[Objectives]
1 > In the forum thread about unwanted pigeons, how long does Feefo say Rick has been advertising for unwanted birds?
2 > Carry on the forum thread about unwanted pigeons from the point where it stops.

[Text shown]
** start **

# Will take unwanted birds



## Rick07 (Dec 7, 2002)

I live in Pennsylvania in the country. I would love to take pigeons that needs a home. I am interested in rollers, ferrals, and homers.. If any other breed comes to question.. i will look forward to trying it out. Thanks


----------



## Feefo (Feb 8, 2002)

Hi Rick,

As far as I know you have been advertising for unwanted birds for 2 years now.

Have you given a home to any pigeons in this time? If so, how many? What happened to them?

I am curious. Firstly because there was a time when you were snatching them from bridges as they roosted and,secondly, because I have had so little trouble finding pigeons to rescue that I would be terrified of advertising for more because I would soon be overwhelmed.

How come you haven't been overwhelmed?

** end **

[Supplied data]
** start **

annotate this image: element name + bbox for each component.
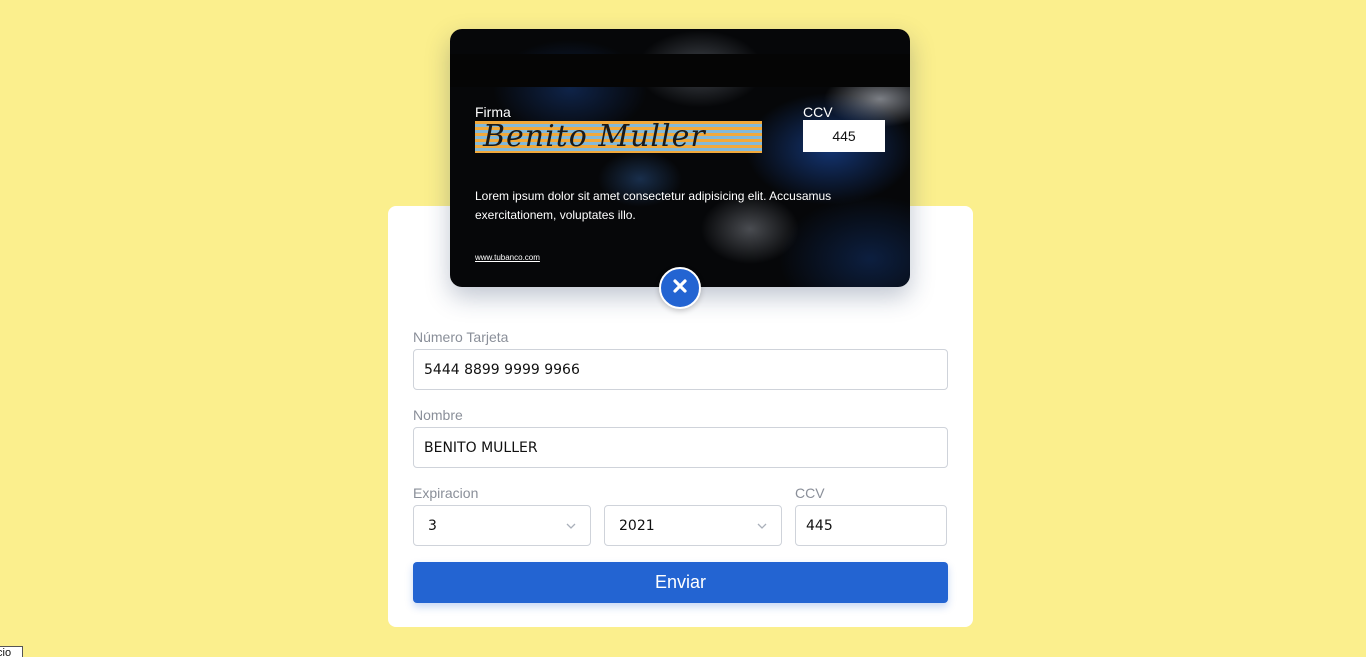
expiration-year-select[interactable]: 2021 [604,505,782,546]
chevron-down-icon [757,523,767,529]
card-signature: Benito Muller [483,121,706,153]
magnetic-strip [450,54,910,87]
toggle-form-button[interactable] [659,267,701,309]
ccv-label: CCV [795,485,825,501]
expiration-label: Expiracion [413,485,479,501]
card-description: Lorem ipsum dolor sit amet consectetur a… [475,189,832,222]
bank-link[interactable]: www.tubanco.com [475,253,540,262]
card-ccv-value: 445 [803,120,885,152]
submit-button[interactable]: Enviar [413,562,948,603]
name-input[interactable]: BENITO MULLER [413,427,948,468]
chevron-down-icon [566,523,576,529]
corner-tab[interactable]: cio [0,646,23,657]
name-value: BENITO MULLER [424,439,538,456]
credit-card-back[interactable]: Firma CCV Benito Muller 445 Lorem ipsum … [450,29,910,287]
card-number-input[interactable]: 5444 8899 9999 9966 [413,349,948,390]
card-number-value: 5444 8899 9999 9966 [424,361,580,378]
card-number-label: Número Tarjeta [413,329,509,345]
signature-label: Firma [475,104,511,120]
expiration-month-select[interactable]: 3 [413,505,591,546]
year-value: 2021 [619,517,655,534]
signature-strip: Benito Muller [475,121,762,153]
name-label: Nombre [413,407,463,423]
month-value: 3 [428,517,437,534]
ccv-value: 445 [806,517,833,534]
close-icon [672,278,688,299]
card-ccv-label: CCV [803,104,833,120]
ccv-input[interactable]: 445 [795,505,947,546]
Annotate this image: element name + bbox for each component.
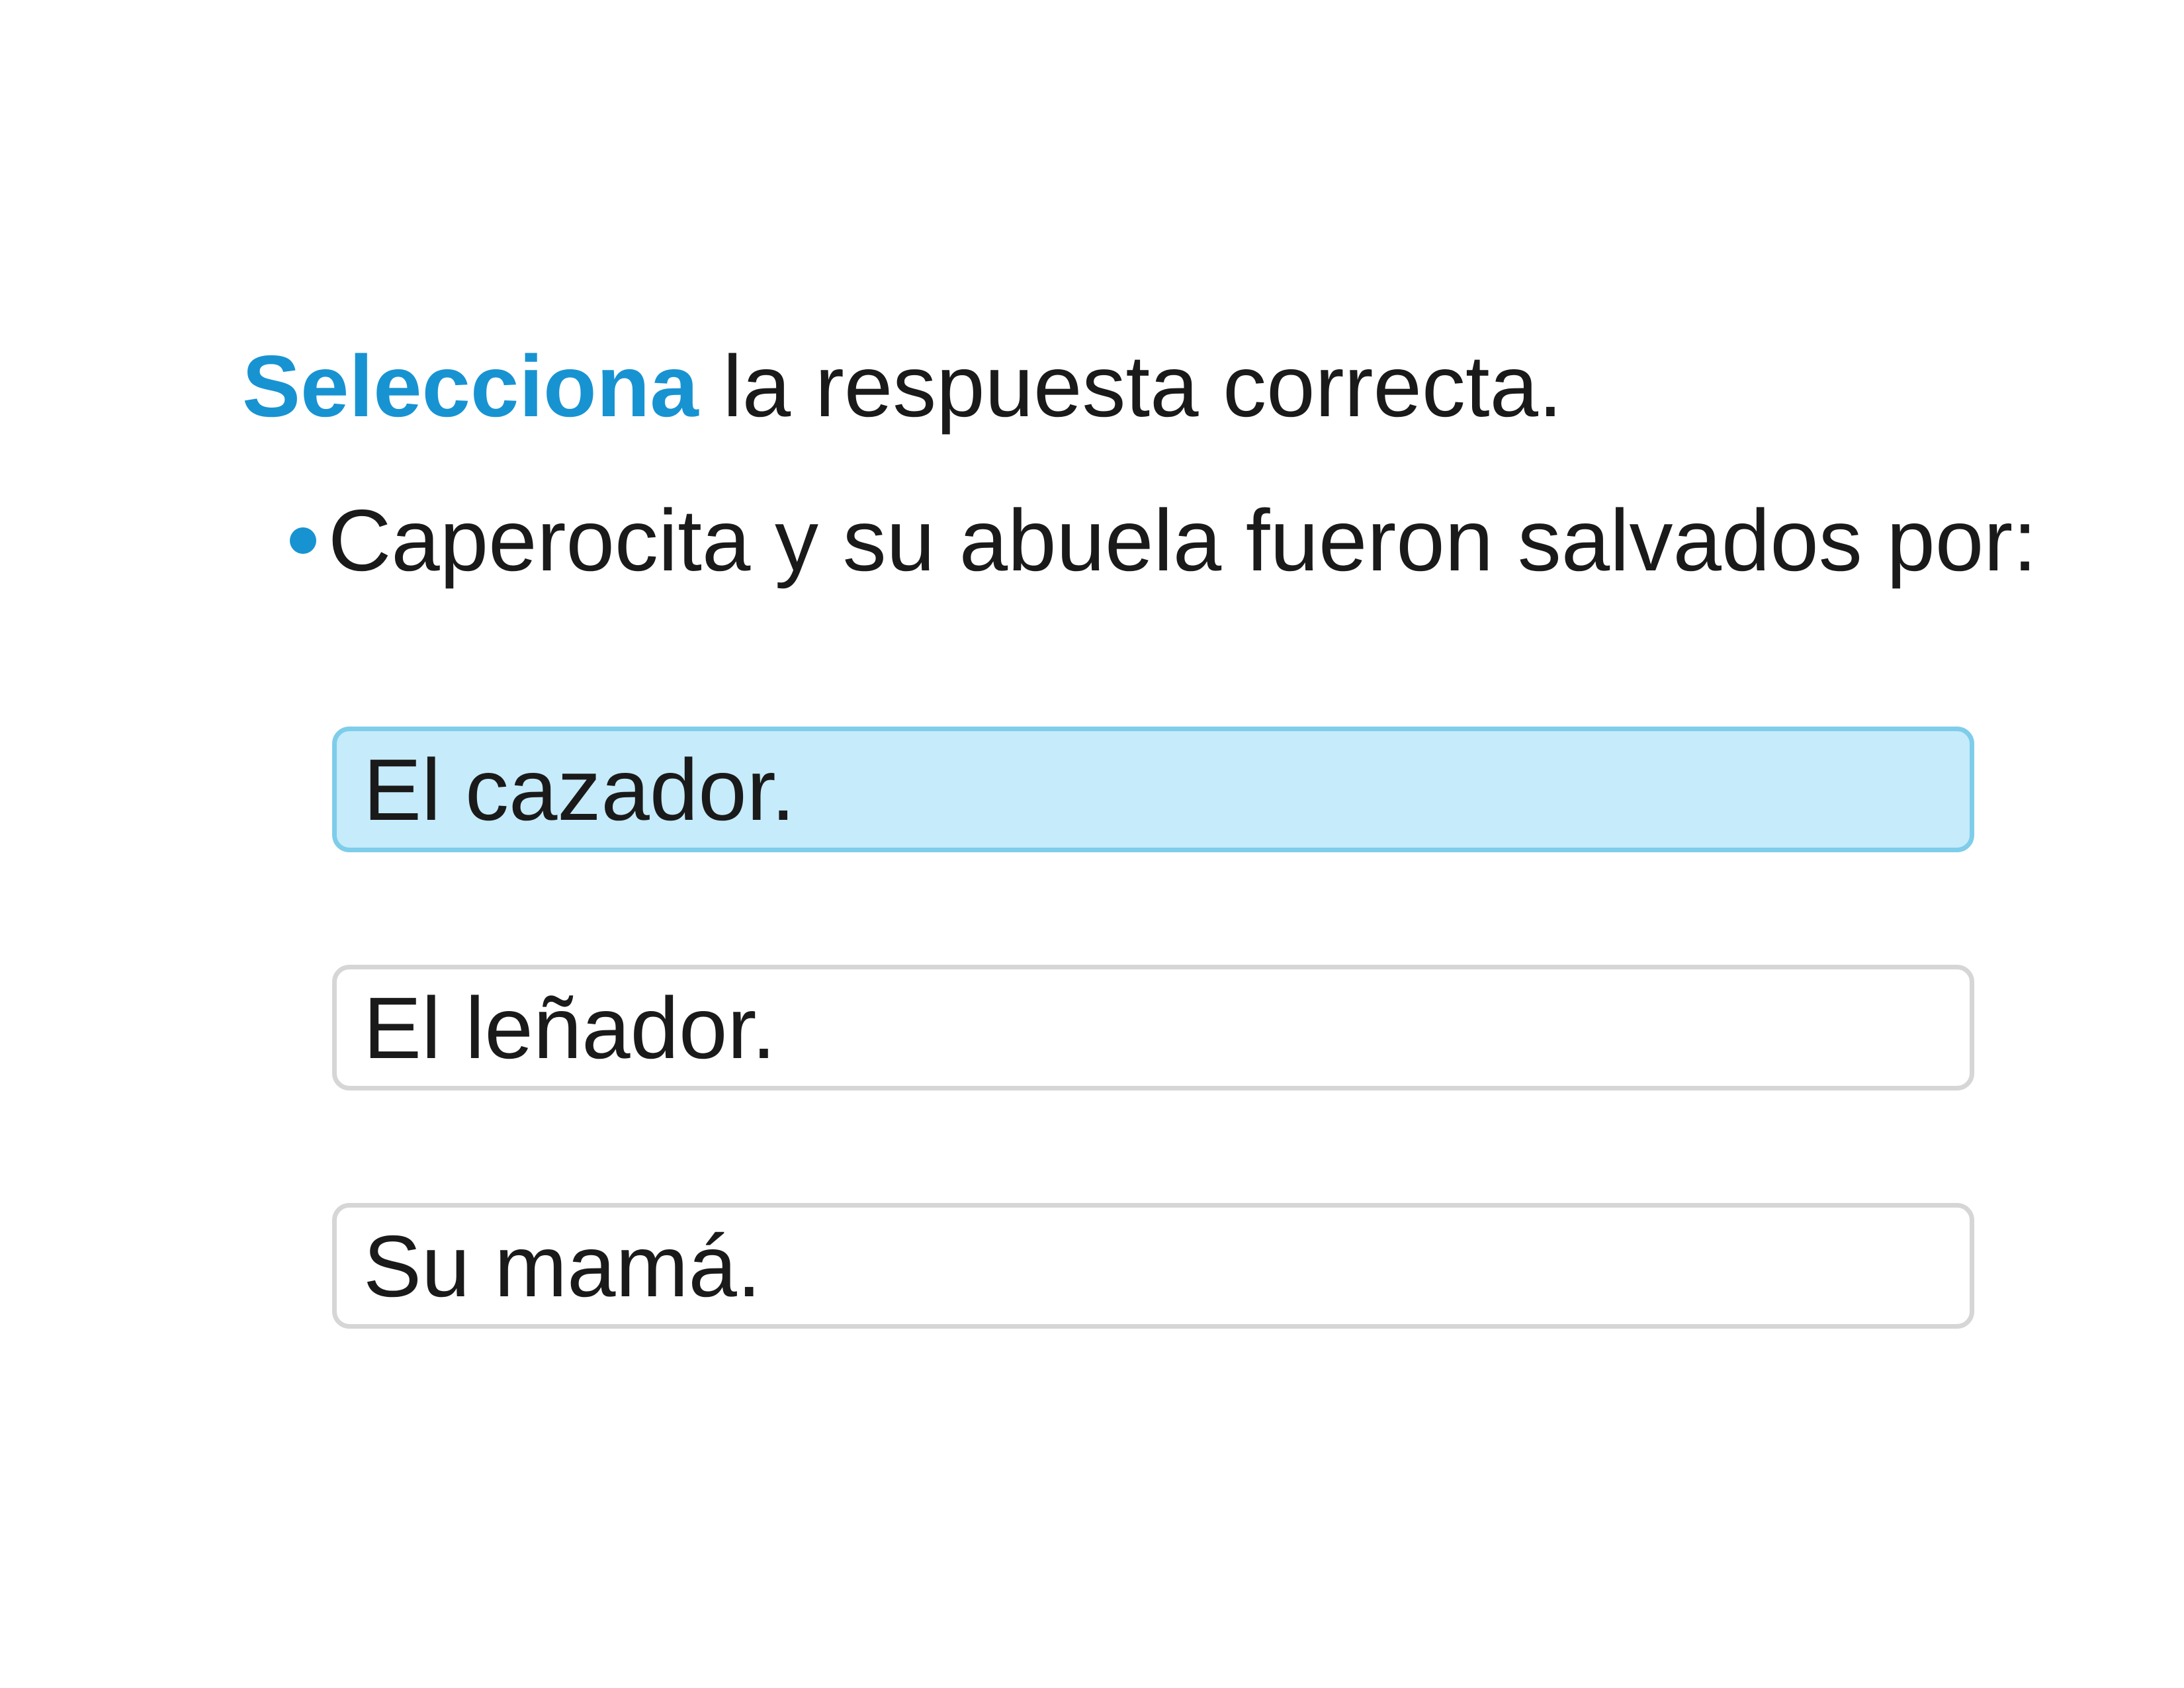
instruction-text: Selecciona la respuesta correcta. <box>242 334 1563 439</box>
answer-option-label: El leñador. <box>363 979 776 1077</box>
answer-option-1[interactable]: El cazador. <box>332 727 1974 852</box>
answer-option-2[interactable]: El leñador. <box>332 965 1974 1090</box>
bullet-icon <box>290 527 316 555</box>
question: Caperocita y su abuela fueron salvados p… <box>290 488 2037 593</box>
answer-options: El cazador. El leñador. Su mamá. <box>332 727 1974 1441</box>
instruction-rest: la respuesta correcta. <box>722 337 1563 435</box>
question-text: Caperocita y su abuela fueron salvados p… <box>328 492 2037 589</box>
answer-option-3[interactable]: Su mamá. <box>332 1203 1974 1329</box>
answer-option-label: El cazador. <box>363 740 796 838</box>
instruction-verb: Selecciona <box>242 337 699 435</box>
answer-option-label: Su mamá. <box>363 1217 762 1315</box>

** end **

[Solved tasks]
1 > For 2 years, as far as Feefo knows.

2 >
Cynthia


----------



## turkey (May 19, 2002)

I'm curious about this also Rick. 

How many pigeons that were in need of a home have you taken in?

Julie


----------



## Rick07 (Dec 7, 2002)

Thanks for your responses, I took in only 2 birds, and as of now they are still with me. I dont catch birds under bridges anymore, that was a stage i was going through to get my loft filled. I now am into Racing Homers and have around 41 total in my loft, that i bought. Granted out of the 41 there are ferals in there.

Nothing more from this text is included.